▶ [Saved data entries]
┌──
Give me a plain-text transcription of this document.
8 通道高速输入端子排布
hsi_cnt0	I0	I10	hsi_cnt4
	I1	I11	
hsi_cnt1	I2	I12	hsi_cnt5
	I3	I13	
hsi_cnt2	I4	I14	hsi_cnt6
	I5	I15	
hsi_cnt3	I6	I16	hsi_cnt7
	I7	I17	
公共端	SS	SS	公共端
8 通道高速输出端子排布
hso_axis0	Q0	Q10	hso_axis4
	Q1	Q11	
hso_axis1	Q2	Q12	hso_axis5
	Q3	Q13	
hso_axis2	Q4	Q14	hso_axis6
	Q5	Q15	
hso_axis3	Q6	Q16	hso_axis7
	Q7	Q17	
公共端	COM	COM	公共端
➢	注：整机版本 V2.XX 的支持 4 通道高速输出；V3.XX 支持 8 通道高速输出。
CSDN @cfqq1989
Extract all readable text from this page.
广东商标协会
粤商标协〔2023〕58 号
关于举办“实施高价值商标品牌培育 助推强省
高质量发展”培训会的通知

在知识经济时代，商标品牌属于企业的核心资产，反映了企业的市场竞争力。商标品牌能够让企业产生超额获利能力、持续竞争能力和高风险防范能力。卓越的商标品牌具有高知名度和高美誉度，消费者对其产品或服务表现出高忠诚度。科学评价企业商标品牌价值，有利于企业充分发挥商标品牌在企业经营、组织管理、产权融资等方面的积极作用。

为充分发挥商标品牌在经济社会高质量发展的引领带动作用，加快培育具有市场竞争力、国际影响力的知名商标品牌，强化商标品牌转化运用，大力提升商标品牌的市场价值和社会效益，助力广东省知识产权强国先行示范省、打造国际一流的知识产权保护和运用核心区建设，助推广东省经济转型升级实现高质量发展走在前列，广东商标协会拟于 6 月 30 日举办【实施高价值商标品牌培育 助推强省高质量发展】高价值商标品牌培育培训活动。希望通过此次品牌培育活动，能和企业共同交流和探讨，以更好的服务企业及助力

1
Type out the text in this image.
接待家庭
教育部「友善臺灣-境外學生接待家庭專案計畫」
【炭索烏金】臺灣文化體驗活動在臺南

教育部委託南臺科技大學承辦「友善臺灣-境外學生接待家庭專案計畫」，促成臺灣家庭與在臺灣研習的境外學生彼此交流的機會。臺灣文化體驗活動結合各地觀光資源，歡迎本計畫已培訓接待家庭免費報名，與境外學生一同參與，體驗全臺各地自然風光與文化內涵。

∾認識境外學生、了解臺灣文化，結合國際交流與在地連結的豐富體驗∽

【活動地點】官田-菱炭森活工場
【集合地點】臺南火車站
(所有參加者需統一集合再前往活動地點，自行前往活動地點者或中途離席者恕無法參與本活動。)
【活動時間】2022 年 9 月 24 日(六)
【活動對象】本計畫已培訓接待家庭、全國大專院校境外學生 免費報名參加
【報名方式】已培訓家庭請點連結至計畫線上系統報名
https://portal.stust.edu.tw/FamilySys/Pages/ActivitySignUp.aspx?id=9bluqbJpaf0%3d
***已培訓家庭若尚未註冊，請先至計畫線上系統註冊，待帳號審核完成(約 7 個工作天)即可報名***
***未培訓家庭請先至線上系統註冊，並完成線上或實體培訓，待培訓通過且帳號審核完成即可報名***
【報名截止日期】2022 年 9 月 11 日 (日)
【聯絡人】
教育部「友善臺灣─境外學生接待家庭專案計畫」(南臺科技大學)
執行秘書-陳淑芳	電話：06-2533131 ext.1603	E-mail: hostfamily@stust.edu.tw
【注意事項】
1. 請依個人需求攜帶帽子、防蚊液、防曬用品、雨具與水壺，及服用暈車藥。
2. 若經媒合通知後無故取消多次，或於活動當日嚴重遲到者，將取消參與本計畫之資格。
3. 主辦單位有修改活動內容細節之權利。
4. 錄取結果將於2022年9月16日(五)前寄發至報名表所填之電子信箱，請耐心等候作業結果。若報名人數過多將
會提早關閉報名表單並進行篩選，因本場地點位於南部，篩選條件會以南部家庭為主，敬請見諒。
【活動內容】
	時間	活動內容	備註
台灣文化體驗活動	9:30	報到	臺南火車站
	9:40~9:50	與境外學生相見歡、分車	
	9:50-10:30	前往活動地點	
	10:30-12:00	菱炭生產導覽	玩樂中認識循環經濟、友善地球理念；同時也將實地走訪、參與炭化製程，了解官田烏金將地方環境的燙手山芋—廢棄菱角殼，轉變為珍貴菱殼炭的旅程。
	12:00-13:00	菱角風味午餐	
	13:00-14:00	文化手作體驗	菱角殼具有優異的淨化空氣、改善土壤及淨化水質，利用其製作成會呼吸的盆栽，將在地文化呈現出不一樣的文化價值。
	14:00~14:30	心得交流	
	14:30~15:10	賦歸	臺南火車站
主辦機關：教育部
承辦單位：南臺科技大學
└──
▶ [REQUIREMENT] List each line of the records that holds the string "stust".

▶ [RESPONSE]
https://portal.stust.edu.tw/FamilySys/Pages/ActivitySignUp.aspx?id=9bluqbJpaf0%3d
執行秘書-陳淑芳	電話：06-2533131 ext.1603	E-mail: hostfamily@stust.edu.tw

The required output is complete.